[Data items]
• • •

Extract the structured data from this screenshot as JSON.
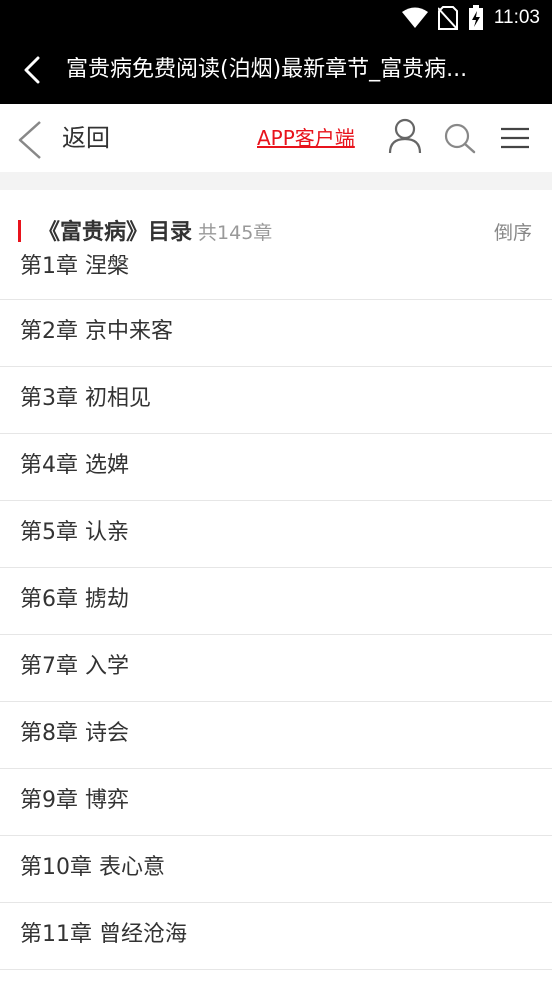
{
  "status_bar": {
    "time": "11:03",
    "icons": [
      "wifi-icon",
      "no-sim-icon",
      "battery-charging-icon"
    ]
  },
  "title_bar": {
    "title": "富贵病免费阅读(泊烟)最新章节_富贵病..."
  },
  "nav": {
    "back_label": "返回",
    "app_link": "APP客户端",
    "icons": [
      "user-icon",
      "search-icon",
      "menu-icon"
    ]
  },
  "catalog": {
    "title": "《富贵病》目录",
    "count": "共145章",
    "reverse_label": "倒序"
  },
  "chapters": [
    "第1章 涅槃",
    "第2章 京中来客",
    "第3章 初相见",
    "第4章 选婢",
    "第5章 认亲",
    "第6章 掳劫",
    "第7章 入学",
    "第8章 诗会",
    "第9章 博弈",
    "第10章 表心意",
    "第11章 曾经沧海"
  ],
  "colors": {
    "accent": "#e8131c",
    "header_bg": "#000000",
    "band": "#f3f3f3"
  }
}
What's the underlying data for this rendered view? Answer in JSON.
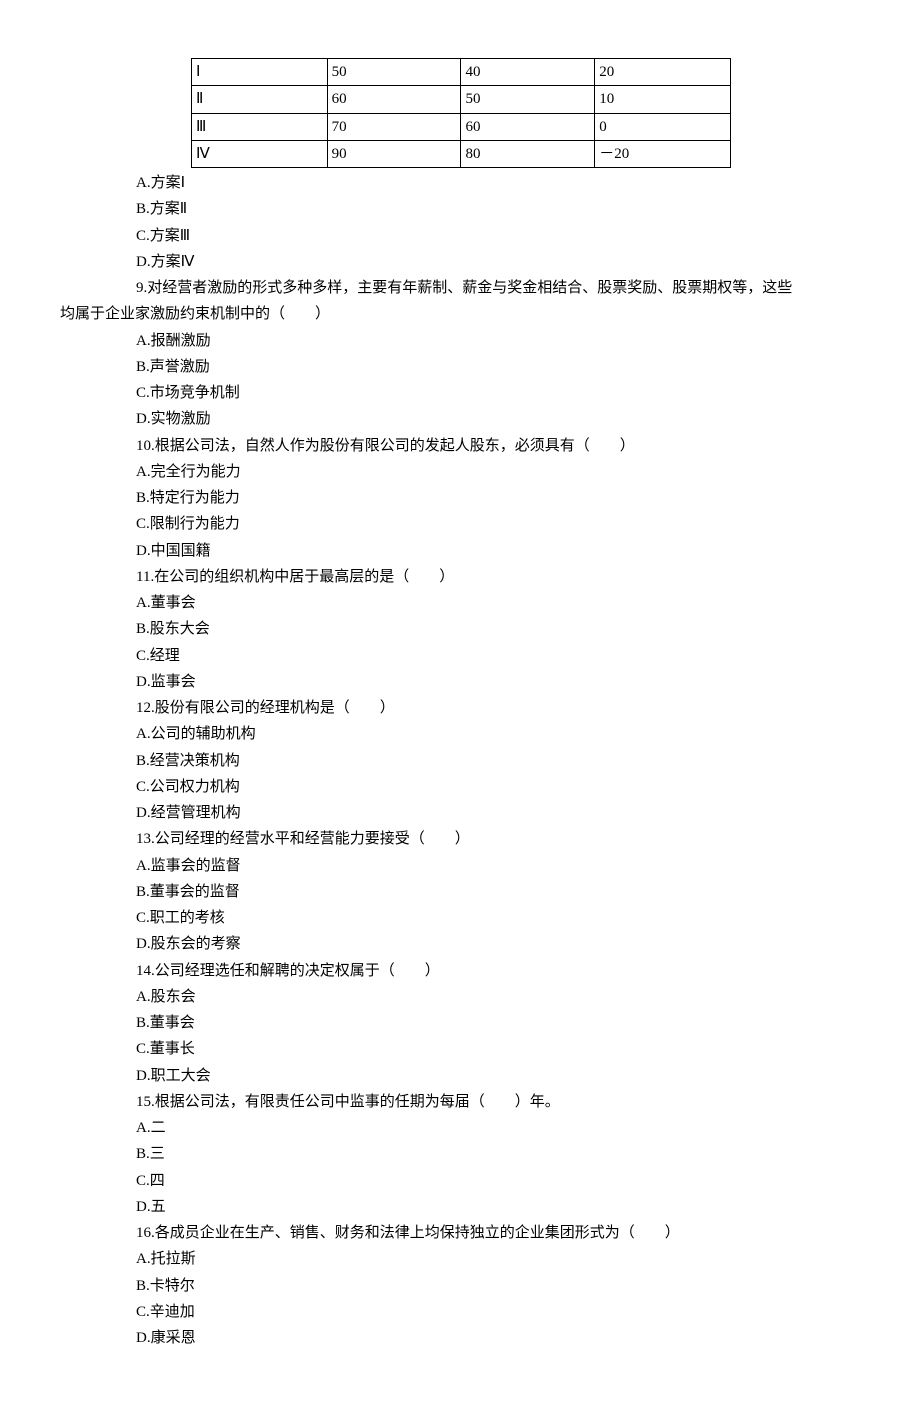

• • •

Exercise
Give the data above again in full and unchanged, skipping the pictures.

Task answer
Extract the structured data from this screenshot as JSON.
{
  "status_bar": {
    "time": "11:03",
    "icons": [
      "wifi-icon",
      "no-sim-icon",
      "battery-charging-icon"
    ]
  },
  "title_bar": {
    "title": "富贵病免费阅读(泊烟)最新章节_富贵病..."
  },
  "nav": {
    "back_label": "返回",
    "app_link": "APP客户端",
    "icons": [
      "user-icon",
      "search-icon",
      "menu-icon"
    ]
  },
  "catalog": {
    "title": "《富贵病》目录",
    "count": "共145章",
    "reverse_label": "倒序"
  },
  "chapters": [
    "第1章 涅槃",
    "第2章 京中来客",
    "第3章 初相见",
    "第4章 选婢",
    "第5章 认亲",
    "第6章 掳劫",
    "第7章 入学",
    "第8章 诗会",
    "第9章 博弈",
    "第10章 表心意",
    "第11章 曾经沧海"
  ],
  "colors": {
    "accent": "#e8131c",
    "header_bg": "#000000",
    "band": "#f3f3f3"
  }
}
What's the underlying data for this rendered view? Answer in JSON.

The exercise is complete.